▶ _What to work on_
Only lines with the word "Analysis" are wanted; copy each of them from the listing below.

____

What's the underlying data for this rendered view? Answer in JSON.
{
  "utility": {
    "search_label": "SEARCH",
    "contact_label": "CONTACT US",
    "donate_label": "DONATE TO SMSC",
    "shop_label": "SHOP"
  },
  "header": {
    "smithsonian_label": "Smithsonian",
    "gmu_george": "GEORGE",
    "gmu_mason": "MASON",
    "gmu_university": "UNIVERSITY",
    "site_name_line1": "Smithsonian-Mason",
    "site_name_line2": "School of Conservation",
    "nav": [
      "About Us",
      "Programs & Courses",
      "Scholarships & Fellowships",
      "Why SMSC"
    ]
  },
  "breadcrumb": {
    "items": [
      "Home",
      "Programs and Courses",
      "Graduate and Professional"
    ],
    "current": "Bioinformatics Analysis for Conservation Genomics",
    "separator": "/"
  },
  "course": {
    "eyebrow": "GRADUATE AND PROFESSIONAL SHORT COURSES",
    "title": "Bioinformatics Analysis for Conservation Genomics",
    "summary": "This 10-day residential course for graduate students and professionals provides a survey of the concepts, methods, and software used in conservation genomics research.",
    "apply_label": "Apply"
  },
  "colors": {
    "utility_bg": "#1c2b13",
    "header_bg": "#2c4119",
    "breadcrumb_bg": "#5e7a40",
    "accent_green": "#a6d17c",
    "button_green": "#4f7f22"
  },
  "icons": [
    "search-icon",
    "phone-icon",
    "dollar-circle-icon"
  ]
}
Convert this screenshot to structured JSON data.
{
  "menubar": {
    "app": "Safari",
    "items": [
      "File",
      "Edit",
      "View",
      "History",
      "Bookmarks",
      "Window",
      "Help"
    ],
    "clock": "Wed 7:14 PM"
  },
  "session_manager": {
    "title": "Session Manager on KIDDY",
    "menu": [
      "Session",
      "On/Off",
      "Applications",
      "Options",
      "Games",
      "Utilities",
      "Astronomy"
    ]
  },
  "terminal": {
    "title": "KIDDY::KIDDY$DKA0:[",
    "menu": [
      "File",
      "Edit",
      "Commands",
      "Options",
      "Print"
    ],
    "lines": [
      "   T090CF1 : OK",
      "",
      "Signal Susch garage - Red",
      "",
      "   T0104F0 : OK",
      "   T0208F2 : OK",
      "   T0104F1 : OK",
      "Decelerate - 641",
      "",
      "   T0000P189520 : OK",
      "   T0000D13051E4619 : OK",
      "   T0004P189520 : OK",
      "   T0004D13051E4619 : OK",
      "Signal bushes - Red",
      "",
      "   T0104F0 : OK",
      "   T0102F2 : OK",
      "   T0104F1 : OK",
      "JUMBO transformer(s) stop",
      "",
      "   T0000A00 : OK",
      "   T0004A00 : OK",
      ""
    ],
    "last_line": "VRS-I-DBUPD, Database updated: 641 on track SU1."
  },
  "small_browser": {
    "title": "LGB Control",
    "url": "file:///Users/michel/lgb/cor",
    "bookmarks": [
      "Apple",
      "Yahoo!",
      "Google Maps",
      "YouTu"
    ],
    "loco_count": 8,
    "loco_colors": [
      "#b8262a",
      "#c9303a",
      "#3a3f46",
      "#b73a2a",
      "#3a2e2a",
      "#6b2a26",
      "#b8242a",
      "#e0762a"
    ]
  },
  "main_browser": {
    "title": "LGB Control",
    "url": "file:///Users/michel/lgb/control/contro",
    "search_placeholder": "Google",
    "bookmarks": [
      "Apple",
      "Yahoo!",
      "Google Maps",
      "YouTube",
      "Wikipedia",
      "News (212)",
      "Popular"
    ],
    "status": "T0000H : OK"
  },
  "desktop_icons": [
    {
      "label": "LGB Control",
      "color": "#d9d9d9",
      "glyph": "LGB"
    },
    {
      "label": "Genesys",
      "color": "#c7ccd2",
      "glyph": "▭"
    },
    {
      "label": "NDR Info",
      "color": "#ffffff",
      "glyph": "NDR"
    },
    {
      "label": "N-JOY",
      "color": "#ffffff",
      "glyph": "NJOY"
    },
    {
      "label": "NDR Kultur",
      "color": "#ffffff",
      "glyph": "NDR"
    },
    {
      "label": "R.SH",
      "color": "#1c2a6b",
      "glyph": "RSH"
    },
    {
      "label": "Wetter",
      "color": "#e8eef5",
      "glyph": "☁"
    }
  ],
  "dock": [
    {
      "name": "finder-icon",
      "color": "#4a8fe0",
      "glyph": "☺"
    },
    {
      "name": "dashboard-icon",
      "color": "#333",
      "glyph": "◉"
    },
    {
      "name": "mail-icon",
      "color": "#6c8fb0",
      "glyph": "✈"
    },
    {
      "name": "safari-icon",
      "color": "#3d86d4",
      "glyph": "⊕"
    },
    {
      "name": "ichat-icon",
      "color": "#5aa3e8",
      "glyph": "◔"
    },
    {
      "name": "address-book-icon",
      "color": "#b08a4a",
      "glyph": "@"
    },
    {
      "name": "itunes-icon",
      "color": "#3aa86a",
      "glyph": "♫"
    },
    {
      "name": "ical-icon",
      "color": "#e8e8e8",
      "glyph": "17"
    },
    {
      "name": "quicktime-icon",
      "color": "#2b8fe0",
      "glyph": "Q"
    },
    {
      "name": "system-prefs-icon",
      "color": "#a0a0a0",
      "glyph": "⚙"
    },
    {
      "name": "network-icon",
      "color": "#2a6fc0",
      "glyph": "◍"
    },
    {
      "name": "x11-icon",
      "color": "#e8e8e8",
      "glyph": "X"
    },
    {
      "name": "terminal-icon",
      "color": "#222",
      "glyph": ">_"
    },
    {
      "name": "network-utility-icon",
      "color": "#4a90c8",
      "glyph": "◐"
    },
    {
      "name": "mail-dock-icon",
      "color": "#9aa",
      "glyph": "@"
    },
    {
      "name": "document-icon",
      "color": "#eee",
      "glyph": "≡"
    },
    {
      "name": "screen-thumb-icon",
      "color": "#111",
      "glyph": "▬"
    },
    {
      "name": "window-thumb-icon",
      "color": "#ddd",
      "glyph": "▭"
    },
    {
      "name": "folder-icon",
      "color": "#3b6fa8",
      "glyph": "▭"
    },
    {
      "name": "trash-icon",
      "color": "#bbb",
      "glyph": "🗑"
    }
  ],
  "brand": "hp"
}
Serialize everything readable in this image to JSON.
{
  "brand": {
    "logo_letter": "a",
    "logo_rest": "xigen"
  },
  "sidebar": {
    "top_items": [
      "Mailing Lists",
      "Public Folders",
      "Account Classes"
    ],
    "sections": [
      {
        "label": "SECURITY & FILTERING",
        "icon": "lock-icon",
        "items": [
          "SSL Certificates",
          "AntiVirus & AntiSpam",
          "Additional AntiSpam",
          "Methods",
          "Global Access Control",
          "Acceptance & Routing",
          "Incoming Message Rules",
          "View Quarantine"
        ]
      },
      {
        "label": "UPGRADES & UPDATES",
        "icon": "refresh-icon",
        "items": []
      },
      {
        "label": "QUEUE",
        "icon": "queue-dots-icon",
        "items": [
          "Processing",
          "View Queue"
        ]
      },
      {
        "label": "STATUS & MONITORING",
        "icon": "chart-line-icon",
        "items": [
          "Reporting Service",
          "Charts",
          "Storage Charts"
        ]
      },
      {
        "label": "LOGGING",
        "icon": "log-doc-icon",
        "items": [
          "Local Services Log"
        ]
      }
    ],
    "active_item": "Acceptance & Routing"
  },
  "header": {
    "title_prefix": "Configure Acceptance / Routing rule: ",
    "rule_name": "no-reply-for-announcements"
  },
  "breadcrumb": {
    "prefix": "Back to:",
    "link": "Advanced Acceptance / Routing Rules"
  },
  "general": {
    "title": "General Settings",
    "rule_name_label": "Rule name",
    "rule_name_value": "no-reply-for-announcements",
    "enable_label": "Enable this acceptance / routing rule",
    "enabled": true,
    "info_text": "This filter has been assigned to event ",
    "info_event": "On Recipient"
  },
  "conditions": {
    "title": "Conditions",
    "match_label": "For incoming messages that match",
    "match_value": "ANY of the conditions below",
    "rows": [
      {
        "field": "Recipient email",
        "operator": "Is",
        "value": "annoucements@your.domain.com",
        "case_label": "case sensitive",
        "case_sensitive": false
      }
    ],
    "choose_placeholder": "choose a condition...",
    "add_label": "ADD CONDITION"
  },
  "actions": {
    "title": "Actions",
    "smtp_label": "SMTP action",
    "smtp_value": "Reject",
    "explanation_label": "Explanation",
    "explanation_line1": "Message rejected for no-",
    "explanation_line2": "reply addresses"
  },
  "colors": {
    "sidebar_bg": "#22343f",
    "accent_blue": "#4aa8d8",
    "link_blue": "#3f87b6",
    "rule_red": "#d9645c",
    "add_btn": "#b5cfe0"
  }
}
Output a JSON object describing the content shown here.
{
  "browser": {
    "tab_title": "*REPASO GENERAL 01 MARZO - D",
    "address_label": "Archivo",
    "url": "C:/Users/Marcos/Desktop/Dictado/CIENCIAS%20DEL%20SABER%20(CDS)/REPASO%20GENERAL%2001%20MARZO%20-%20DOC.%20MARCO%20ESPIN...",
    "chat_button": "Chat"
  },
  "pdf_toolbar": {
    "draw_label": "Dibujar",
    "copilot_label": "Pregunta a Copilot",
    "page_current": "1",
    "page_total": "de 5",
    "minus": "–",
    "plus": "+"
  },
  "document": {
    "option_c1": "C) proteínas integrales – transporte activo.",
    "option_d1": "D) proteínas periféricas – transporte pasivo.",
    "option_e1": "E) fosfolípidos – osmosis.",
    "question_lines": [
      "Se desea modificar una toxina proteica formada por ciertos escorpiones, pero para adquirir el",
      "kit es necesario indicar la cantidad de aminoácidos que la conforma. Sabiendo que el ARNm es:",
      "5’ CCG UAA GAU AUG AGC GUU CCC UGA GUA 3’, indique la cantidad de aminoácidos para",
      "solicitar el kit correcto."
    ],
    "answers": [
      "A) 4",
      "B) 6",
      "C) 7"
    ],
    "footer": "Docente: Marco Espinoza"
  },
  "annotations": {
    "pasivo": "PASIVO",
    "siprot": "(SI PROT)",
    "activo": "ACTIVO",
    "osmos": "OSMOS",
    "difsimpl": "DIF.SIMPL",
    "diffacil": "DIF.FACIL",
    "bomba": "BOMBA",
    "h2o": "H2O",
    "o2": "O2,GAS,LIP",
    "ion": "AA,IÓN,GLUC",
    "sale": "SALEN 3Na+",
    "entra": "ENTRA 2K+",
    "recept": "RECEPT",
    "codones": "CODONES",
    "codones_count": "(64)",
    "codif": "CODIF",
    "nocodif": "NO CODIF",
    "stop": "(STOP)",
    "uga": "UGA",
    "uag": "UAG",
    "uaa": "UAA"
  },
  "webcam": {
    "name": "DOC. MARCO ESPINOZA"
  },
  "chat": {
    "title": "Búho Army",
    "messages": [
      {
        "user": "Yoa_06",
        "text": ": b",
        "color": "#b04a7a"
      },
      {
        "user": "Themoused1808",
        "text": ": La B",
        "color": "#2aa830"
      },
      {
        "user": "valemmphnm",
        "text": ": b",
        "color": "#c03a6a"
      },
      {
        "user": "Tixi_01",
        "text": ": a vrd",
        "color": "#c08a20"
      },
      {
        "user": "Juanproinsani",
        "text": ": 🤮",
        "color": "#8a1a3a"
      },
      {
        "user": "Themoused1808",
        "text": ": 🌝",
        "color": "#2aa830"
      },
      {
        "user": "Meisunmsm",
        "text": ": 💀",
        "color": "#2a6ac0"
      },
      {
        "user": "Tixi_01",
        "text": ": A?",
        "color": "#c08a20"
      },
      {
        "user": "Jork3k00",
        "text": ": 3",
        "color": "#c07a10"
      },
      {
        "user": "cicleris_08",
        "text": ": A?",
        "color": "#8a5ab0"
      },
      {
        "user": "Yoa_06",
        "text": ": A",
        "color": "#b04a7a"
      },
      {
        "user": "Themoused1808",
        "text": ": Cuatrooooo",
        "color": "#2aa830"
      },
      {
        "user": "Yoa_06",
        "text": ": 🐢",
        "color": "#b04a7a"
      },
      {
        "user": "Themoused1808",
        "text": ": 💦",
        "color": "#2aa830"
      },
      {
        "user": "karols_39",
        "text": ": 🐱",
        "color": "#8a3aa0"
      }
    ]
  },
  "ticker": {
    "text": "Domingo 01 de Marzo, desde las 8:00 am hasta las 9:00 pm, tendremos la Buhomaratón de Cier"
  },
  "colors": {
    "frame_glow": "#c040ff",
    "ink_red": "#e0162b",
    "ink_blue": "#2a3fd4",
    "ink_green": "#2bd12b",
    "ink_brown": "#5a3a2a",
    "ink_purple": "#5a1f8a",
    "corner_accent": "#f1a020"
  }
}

____

▶ _Answer box_
    "current": "Bioinformatics Analysis for Conservation Genomics",
    "title": "Bioinformatics Analysis for Conservation Genomics",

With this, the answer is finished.